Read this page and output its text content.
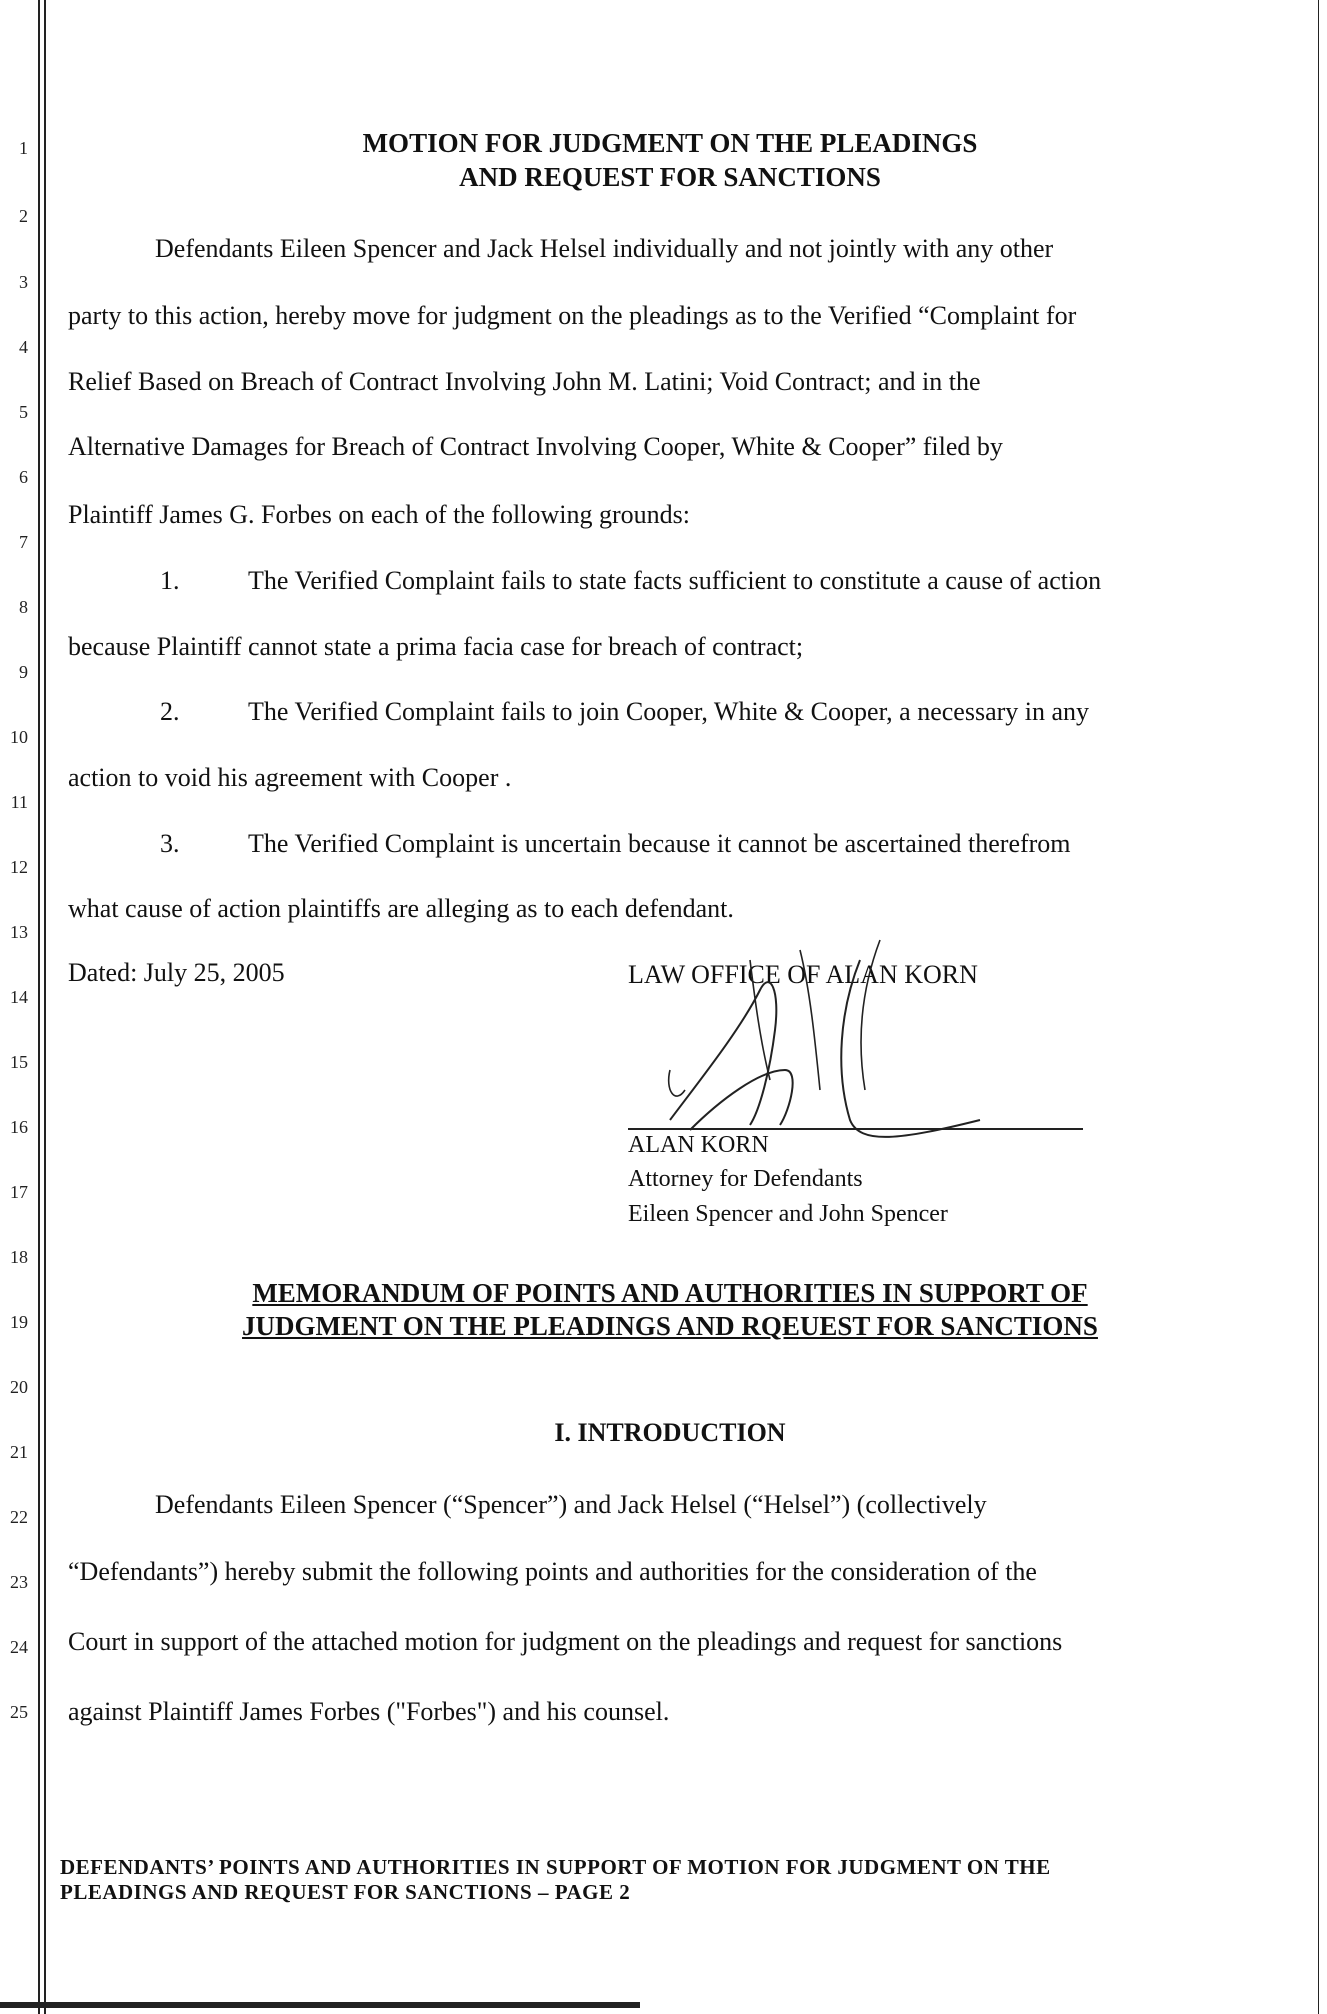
1
2
3
4
5
6
7
8
9
10
11
12
13
14
15
16
17
18
19
20
21
22
23
24
25
MOTION FOR JUDGMENT ON THE PLEADINGS
AND REQUEST FOR SANCTIONS
Defendants Eileen Spencer and Jack Helsel individually and not jointly with any other
party to this action, hereby move for judgment on the pleadings as to the Verified “Complaint for
Relief Based on Breach of Contract Involving John M. Latini; Void Contract; and in the
Alternative Damages for Breach of Contract Involving Cooper, White & Cooper” filed by
Plaintiff James G. Forbes on each of the following grounds:
1.	The Verified Complaint fails to state facts sufficient to constitute a cause of action
because Plaintiff cannot state a prima facia case for breach of contract;
2.	The Verified Complaint fails to join Cooper, White & Cooper, a necessary in any
action to void his agreement with Cooper .
3.	The Verified Complaint is uncertain because it cannot be ascertained therefrom
what cause of action plaintiffs are alleging as to each defendant.
Dated: July 25, 2005	LAW OFFICE OF ALAN KORN
ALAN KORN
Attorney for Defendants
Eileen Spencer and John Spencer
MEMORANDUM OF POINTS AND AUTHORITIES IN SUPPORT OF
JUDGMENT ON THE PLEADINGS AND RQEUEST FOR SANCTIONS
I. INTRODUCTION
Defendants Eileen Spencer (“Spencer”) and Jack Helsel (“Helsel”) (collectively
“Defendants”) hereby submit the following points and authorities for the consideration of the
Court in support of the attached motion for judgment on the pleadings and request for sanctions
against Plaintiff James Forbes ("Forbes") and his counsel.
DEFENDANTS’ POINTS AND AUTHORITIES IN SUPPORT OF MOTION FOR JUDGMENT ON THE
PLEADINGS AND REQUEST FOR SANCTIONS – PAGE 2
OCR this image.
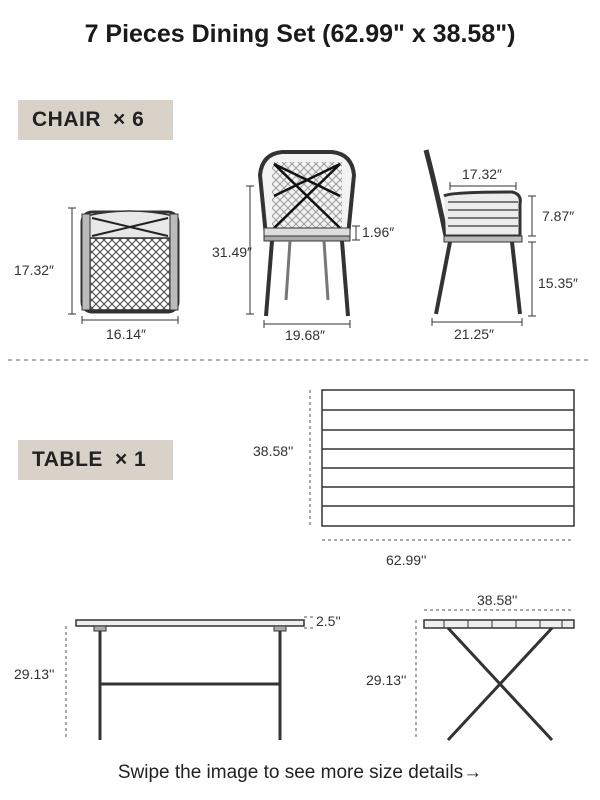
7 Pieces Dining Set (62.99" x 38.58")
CHAIR × 6
TABLE × 1
17.32″
16.14″
31.49″
1.96″
19.68″
17.32″
7.87″
15.35″
21.25″
38.58''
62.99''
29.13''
2.5''
38.58''
29.13''
Swipe the image to see more size details→
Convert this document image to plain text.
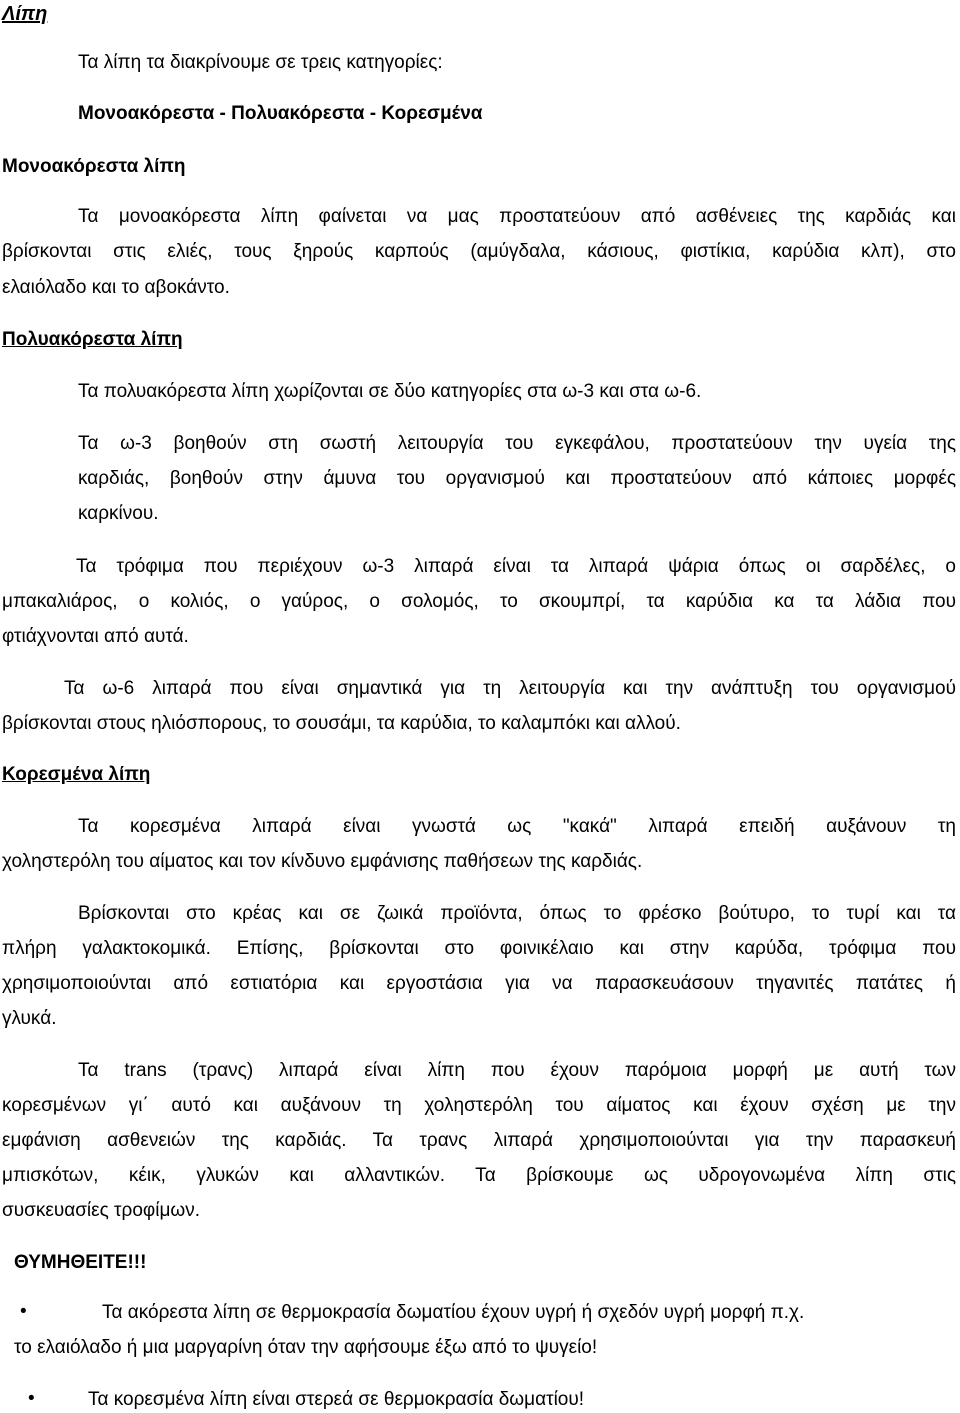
Λίπη
Τα λίπη τα διακρίνουμε σε τρεις κατηγορίες:
Μονοακόρεστα - Πολυακόρεστα - Κορεσμένα
Μονοακόρεστα λίπη
Τα μονοακόρεστα λίπη φαίνεται να μας προστατεύουν από ασθένειες της καρδιάς και
βρίσκονται στις ελιές, τους ξηρούς καρπούς (αμύγδαλα, κάσιους, φιστίκια, καρύδια κλπ), στο
ελαιόλαδο και το αβοκάντο.
Πολυακόρεστα λίπη
Τα πολυακόρεστα λίπη χωρίζονται σε δύο κατηγορίες στα ω-3 και στα ω-6.
Τα ω-3 βοηθούν στη σωστή λειτουργία του εγκεφάλου, προστατεύουν την υγεία της
καρδιάς, βοηθούν στην άμυνα του οργανισμού και προστατεύουν από κάποιες μορφές
καρκίνου.
Τα τρόφιμα που περιέχουν ω-3 λιπαρά είναι τα λιπαρά ψάρια όπως οι σαρδέλες, ο
μπακαλιάρος, ο κολιός, ο γαύρος, ο σολομός, το σκουμπρί, τα καρύδια κα τα λάδια που
φτιάχνονται από αυτά.
Τα ω-6 λιπαρά που είναι σημαντικά για τη λειτουργία και την ανάπτυξη του οργανισμού
βρίσκονται στους ηλιόσπορους, το σουσάμι, τα καρύδια, το καλαμπόκι και αλλού.
Κορεσμένα λίπη
Τα κορεσμένα λιπαρά είναι γνωστά ως "κακά" λιπαρά επειδή αυξάνουν τη
χοληστερόλη του αίματος και τον κίνδυνο εμφάνισης παθήσεων της καρδιάς.
Βρίσκονται στο κρέας και σε ζωικά προϊόντα, όπως το φρέσκο βούτυρο, το τυρί και τα
πλήρη γαλακτοκομικά. Επίσης, βρίσκονται στο φοινικέλαιο και στην καρύδα, τρόφιμα που
χρησιμοποιούνται από εστιατόρια και εργοστάσια για να παρασκευάσουν τηγανιτές πατάτες ή
γλυκά.
Τα trans (τρανς) λιπαρά είναι λίπη που έχουν παρόμοια μορφή με αυτή των
κορεσμένων γι΄ αυτό και αυξάνουν τη χοληστερόλη του αίματος και έχουν σχέση με την
εμφάνιση ασθενειών της καρδιάς. Τα τρανς λιπαρά χρησιμοποιούνται για την παρασκευή
μπισκότων, κέικ, γλυκών και αλλαντικών. Τα βρίσκουμε ως υδρογονωμένα λίπη στις
συσκευασίες τροφίμων.
ΘΥΜΗΘΕΙΤΕ!!!
•	Τα ακόρεστα λίπη σε θερμοκρασία δωματίου έχουν υγρή ή σχεδόν υγρή μορφή π.χ.
το ελαιόλαδο ή μια μαργαρίνη όταν την αφήσουμε έξω από το ψυγείο!
•	Τα κορεσμένα λίπη είναι στερεά σε θερμοκρασία δωματίου!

EXERCISE REQUIREMENTS:
Determine the number of lines in the data that contain "τρανς" as a word or string, and state only that number.

WRITTEN ANSWER:
2